━━━━━ Seitenauszug ━━━━━
Die Bauweise eines Passivhauses sorgt also dafür, dass kaum noch Wärme verloren geht. Entsprechend erfolgt ein Teil der Wärmezufuhr bereits über anwesende Personen und die Abwärme von (Haus-)Geräten. Zusätzlich reicht eine vergleichsweise kleine Heizung zur Beheizung des Gebäudes. So kann etwa die Nachheizung der Zuluft in der mechanischen Wohnungslüftung bereits für ausreichend Wärme im Haus sorgen. Dadurch eröffnen sich neue Möglichkeiten für ein kostengünstigeres Heizungssystem.
So lässt sich ein Passivhaus mit nur geringen Mehrkosten bauen, im Vergleich zu einem herkömmlichen Neubau. Wichtig ist, dass die Planer von Anfang an die Grundsätze eines Passivhauses berücksichtigen, um keine teuren Änderungen zu verursachen. Das Passivhaus-Institut bietet mit Planungshilfen und zertifizierten Komponenten in dieser Phase Unterstützung an.
Für die Bewohner*innen kommt beim Passivhaus noch ein wichtiges Argument hinzu. Es zeichnet sich auch durch eine angenehme Behaglichkeit und hohen Komfort aus. Hohe innere Oberflächentemperaturen von Außenwand und Fenster sorgen für eine geringe Differenz zur Raumlufttemperatur und vermeiden unangenehme Zugluft. Darüber hinaus sorgt die mechanische Wohnungslüftung für eine angenehme frische Luft in den Wohnräumen, ohne dass die Mieter*innen sich aktiv darum kümmern müssen.
2. Planung mit dem Passivhausprojektierungspaket PHPP
Für die unkomplizierte Planung eines Passivhauses gibt es hilfreiche Werkzeuge. So können Architekten und Planer mit dem Passivhausprojektierungspaket (PHPP) verschiedene Varianten und ihre Wirtschaftlichkeit vergleichen. Das excelbasierte Werkzeug für Energiebilanzierung und Planung ermöglicht gleichzeitig die Erstellung eines Energieausweises nach EnEV oder künftig GEG. Zusätzlich können Planer*innen mit dem Tool auch einen Nachweis für die Förderung im Standard KfW Effizienzhaus 55, 40 oder 40 plus erstellen.
In diversen Forschungsprojekten konnte eine hohe Übereinstimmung des mit dem PHPP ermittelten Wärmebedarfs und dem tatsächlichen Verbrauch festgestellt werden.
━━━━━ Vorliegende Auflistung ━━━━━
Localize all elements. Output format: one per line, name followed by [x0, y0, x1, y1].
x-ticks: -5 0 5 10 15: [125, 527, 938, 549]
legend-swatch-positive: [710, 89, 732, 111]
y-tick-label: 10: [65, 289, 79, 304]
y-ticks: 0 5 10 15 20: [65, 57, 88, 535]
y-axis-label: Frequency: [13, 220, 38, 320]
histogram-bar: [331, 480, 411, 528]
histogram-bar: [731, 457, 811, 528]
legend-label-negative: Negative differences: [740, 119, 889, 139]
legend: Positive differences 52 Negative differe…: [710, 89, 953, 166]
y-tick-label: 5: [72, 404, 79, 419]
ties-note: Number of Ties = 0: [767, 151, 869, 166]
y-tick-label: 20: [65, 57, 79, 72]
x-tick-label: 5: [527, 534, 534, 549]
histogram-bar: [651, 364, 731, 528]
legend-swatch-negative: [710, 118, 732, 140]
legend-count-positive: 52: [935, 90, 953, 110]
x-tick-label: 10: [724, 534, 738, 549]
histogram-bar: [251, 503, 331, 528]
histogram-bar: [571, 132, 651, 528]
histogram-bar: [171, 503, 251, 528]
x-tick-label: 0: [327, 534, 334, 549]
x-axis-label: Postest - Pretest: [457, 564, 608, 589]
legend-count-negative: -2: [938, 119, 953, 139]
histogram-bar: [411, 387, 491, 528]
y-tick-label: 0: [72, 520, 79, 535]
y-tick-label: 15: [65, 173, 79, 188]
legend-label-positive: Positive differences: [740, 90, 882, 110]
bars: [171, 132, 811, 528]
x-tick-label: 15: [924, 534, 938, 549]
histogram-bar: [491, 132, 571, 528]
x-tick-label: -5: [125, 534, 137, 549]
━━━━━
• [Aufgaben]:
(A) Prüfe anhand des Auszugs über Passivhäuser, ob diese Aussagen zutreffen: (i) Ein Passivhaus lässt sich nur mit hohen Mehrkosten bauen. (ii) Das PHPP ist ein excelbasiertes Werkzeug. (iii) Um frische Luft in den Wohnräumen müssen sich die Mieter*innen aktiv kümmern. Antworte jeweils mit Ja oder Nein und zitiere die entscheidenden Worte des Textes wörtlich.
(B) Bitte ändere im Auszug über Passivhäuser die Stelle, die mit „2. Planung mit“ beginnt und bis „40 plus erstellen.“ reicht, so ab, dass „Architekten“ durch „Architektinnen und Architekten“ ersetzt wird, und gib sie neu wieder.
(C) Womit unterstützt das Passivhaus-Institut laut dem Auszug über Passivhäuser die Planungsphase?
Die Auflistung wird hier nicht gebraucht.

• [Antworten]:
(A)
(i) Nein – „So lässt sich ein Passivhaus mit nur geringen Mehrkosten bauen“
(ii) Ja – „Das excelbasierte Werkzeug für Energiebilanzierung und Planung“
(iii) Nein – „ohne dass die Mieter*innen sich aktiv darum kümmern müssen“

(B)
2. Planung mit dem Passivhausprojektierungspaket PHPP
Für die unkomplizierte Planung eines Passivhauses gibt es hilfreiche Werkzeuge. So können Architektinnen und Architekten und Planer mit dem Passivhausprojektierungspaket (PHPP) verschiedene Varianten und ihre Wirtschaftlichkeit vergleichen. Das excelbasierte Werkzeug für Energiebilanzierung und Planung ermöglicht gleichzeitig die Erstellung eines Energieausweises nach EnEV oder künftig GEG. Zusätzlich können Planer*innen mit dem Tool auch einen Nachweis für die Förderung im Standard KfW Effizienzhaus 55, 40 oder 40 plus erstellen.

(C) Mit Planungshilfen und zertifizierten Komponenten.